§ Short exercise: Where a line contains the word "Label", copy that line.
====
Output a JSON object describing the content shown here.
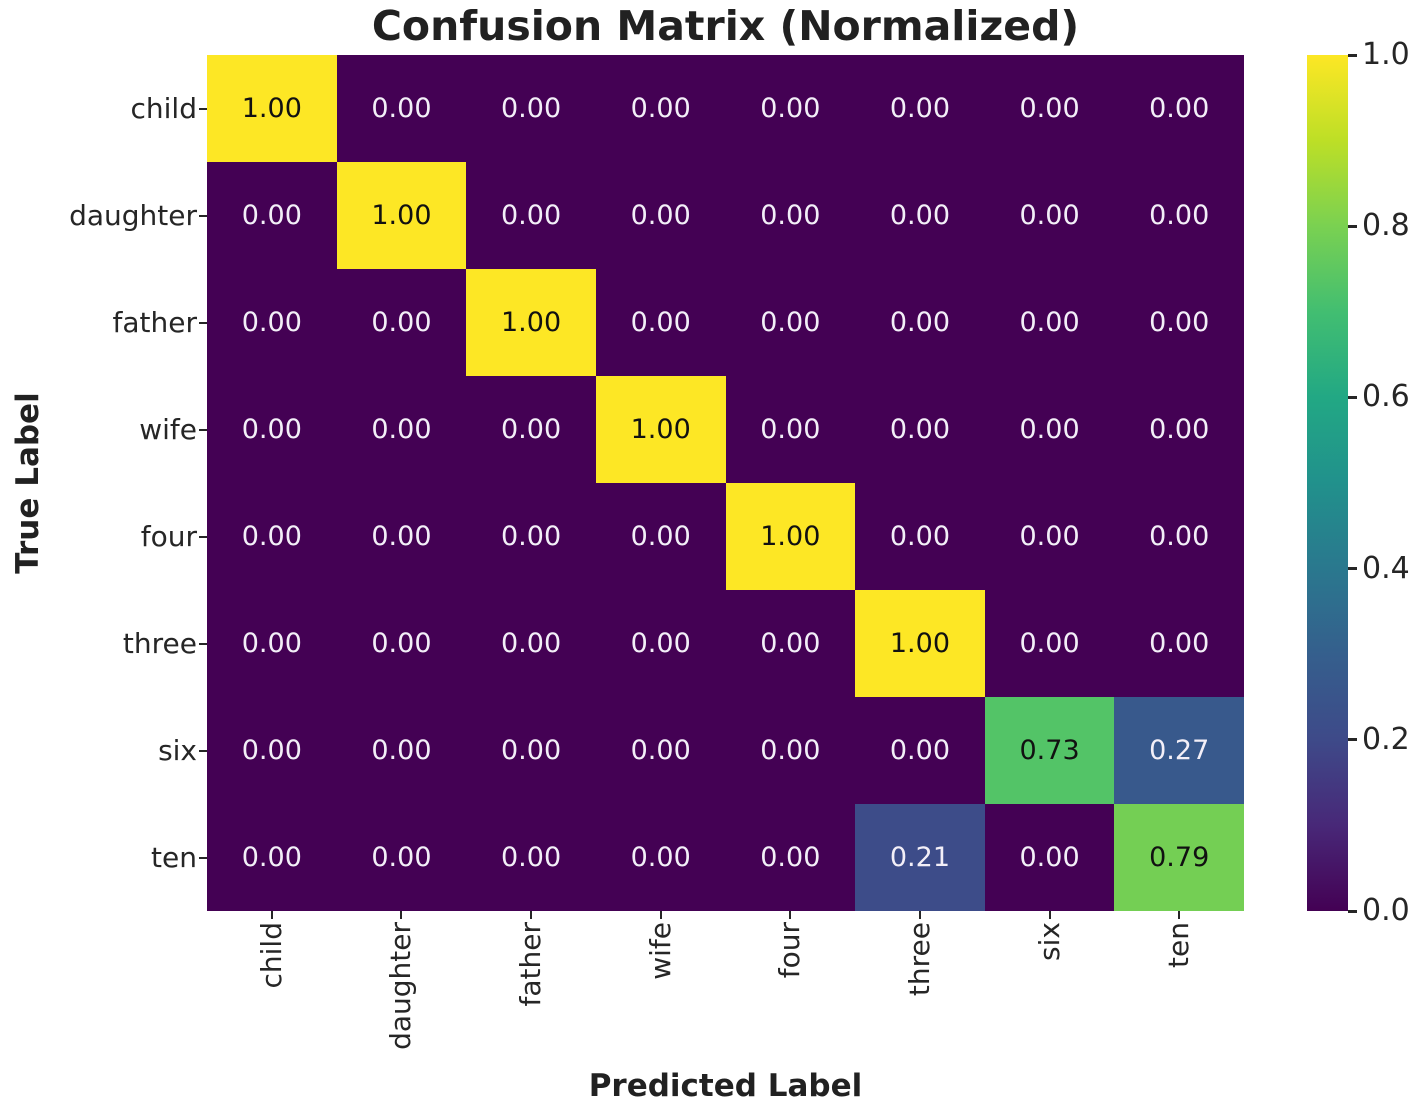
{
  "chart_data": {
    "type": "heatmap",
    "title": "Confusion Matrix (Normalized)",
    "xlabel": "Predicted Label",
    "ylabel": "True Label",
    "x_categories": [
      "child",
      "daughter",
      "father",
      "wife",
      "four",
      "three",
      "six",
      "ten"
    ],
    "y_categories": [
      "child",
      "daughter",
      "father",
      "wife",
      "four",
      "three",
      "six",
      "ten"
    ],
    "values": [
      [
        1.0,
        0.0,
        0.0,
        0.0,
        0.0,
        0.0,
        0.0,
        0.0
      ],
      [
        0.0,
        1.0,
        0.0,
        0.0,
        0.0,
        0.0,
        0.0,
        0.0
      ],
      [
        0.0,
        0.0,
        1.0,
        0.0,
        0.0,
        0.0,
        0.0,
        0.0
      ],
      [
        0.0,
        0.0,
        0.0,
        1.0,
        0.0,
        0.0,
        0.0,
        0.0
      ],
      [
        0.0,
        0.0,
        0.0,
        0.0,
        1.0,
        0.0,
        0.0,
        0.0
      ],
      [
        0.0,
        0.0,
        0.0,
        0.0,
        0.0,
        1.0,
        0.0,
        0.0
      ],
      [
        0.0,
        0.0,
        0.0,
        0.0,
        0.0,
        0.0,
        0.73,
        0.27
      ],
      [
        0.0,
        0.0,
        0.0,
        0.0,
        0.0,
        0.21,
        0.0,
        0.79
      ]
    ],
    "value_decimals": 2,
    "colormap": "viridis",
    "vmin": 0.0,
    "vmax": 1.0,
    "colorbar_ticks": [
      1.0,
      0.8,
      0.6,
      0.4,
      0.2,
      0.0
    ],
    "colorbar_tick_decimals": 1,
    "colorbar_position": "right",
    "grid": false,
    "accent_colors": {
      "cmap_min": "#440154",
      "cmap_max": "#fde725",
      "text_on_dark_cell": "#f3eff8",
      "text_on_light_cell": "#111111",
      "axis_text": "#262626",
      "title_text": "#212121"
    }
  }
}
====
§ Exercise result:
    "xlabel": "Predicted Label",
    "ylabel": "True Label",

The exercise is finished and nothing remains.